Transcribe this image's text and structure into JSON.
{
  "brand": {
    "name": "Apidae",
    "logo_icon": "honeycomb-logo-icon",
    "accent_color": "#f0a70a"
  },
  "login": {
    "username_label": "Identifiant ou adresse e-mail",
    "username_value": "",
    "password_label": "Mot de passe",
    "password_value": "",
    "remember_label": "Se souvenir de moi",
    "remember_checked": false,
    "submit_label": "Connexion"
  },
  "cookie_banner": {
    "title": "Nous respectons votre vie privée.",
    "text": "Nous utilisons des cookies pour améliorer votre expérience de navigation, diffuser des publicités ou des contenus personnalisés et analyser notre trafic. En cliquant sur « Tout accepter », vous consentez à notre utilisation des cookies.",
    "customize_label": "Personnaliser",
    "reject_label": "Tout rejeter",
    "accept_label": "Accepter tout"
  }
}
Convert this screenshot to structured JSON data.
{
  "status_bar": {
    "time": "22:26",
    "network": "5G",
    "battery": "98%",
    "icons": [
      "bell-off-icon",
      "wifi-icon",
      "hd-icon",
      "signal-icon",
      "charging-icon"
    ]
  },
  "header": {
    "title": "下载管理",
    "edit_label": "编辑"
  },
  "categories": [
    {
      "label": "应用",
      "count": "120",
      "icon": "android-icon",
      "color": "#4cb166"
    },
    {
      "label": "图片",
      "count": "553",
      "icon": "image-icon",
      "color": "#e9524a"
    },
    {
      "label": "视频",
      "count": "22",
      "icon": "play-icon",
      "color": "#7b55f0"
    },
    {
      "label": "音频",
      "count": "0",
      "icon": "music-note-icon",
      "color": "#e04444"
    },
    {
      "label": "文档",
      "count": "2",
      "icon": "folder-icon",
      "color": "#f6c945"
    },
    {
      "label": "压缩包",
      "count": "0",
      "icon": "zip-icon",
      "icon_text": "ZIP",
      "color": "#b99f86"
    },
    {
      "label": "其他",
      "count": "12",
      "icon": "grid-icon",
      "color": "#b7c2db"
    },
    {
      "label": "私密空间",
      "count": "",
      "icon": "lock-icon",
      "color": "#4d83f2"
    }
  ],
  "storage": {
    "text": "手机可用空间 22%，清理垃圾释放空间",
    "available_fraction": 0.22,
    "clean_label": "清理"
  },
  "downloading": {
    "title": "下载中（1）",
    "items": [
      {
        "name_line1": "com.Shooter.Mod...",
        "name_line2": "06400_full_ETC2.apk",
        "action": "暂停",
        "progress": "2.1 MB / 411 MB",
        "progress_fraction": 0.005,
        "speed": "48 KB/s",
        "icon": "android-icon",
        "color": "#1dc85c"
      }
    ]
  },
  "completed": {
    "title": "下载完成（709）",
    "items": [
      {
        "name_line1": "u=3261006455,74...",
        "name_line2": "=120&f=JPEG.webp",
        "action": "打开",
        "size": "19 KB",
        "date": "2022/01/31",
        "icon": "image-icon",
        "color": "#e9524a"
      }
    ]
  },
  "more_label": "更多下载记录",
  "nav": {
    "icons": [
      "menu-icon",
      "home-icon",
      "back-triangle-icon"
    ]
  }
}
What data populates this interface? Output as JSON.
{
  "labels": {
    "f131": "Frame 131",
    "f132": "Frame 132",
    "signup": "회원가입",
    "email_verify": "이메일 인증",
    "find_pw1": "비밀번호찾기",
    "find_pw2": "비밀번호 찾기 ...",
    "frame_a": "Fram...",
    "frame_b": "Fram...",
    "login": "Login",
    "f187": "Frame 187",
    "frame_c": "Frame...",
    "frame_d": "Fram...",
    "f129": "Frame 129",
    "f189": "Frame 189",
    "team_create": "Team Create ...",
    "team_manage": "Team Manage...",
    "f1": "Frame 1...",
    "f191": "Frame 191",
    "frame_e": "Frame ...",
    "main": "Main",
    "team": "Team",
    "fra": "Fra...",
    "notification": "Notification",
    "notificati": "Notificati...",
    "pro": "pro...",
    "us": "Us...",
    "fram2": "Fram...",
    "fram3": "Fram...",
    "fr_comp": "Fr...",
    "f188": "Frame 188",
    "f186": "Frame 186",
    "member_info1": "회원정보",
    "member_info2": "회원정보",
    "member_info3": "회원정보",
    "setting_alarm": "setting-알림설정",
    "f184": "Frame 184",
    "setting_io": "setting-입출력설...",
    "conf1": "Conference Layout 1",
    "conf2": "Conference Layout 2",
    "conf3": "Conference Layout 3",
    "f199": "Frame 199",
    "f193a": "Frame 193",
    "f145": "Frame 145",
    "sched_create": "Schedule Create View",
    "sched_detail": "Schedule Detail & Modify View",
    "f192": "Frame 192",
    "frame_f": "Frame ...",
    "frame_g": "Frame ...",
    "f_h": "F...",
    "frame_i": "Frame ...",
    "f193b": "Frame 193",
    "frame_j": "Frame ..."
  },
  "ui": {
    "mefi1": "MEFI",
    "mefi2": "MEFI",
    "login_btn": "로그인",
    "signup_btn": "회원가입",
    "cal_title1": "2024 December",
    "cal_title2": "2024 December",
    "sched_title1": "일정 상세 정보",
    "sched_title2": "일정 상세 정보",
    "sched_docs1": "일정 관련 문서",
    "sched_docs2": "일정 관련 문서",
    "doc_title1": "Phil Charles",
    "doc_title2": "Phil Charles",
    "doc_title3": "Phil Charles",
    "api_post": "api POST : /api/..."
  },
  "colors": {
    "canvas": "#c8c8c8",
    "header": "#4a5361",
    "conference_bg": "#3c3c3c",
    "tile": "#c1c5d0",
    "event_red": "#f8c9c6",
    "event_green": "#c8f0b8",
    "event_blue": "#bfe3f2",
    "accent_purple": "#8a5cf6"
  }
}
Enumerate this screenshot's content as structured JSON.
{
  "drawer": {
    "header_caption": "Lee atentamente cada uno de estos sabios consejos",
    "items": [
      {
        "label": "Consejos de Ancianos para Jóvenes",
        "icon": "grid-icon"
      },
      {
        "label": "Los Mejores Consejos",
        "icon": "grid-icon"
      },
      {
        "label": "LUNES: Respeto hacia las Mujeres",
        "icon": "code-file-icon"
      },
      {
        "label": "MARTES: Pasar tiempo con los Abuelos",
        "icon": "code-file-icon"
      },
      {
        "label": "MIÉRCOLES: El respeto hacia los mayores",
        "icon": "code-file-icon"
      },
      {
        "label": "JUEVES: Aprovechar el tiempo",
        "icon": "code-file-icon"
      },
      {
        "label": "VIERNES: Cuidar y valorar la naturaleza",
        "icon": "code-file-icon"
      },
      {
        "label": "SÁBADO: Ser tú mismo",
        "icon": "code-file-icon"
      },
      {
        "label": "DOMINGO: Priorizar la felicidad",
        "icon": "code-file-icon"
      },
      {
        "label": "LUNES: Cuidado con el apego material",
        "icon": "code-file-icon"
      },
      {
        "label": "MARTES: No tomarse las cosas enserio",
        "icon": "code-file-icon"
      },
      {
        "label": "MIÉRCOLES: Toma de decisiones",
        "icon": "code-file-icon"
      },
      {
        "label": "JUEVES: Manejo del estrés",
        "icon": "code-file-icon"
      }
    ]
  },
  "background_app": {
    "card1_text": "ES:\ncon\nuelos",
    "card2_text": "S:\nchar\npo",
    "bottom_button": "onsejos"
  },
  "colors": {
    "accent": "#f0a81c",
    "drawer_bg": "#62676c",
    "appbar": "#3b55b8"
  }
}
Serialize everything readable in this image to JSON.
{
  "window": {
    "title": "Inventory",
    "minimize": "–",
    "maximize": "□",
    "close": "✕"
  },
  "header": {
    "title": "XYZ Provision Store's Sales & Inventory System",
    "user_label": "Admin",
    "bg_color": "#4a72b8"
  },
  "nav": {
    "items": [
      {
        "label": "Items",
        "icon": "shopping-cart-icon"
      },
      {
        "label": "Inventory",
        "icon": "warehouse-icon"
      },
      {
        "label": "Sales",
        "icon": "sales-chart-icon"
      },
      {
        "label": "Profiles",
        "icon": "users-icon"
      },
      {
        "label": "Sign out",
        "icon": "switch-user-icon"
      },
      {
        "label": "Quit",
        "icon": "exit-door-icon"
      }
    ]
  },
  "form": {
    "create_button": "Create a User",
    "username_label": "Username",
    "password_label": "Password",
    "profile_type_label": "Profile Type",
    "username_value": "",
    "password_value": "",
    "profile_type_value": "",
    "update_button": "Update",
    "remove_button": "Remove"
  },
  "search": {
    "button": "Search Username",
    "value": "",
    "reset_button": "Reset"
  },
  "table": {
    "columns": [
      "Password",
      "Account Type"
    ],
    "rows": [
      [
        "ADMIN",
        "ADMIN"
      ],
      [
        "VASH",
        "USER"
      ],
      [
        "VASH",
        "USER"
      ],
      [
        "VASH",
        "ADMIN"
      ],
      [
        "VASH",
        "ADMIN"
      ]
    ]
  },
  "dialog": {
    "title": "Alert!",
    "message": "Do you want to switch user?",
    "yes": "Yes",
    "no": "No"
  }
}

Your objective:
Pick out the lines containing the string "Inventory".

Final answer:
    "title": "Inventory",
    "title": "XYZ Provision Store's Sales & Inventory System",
        "label": "Inventory",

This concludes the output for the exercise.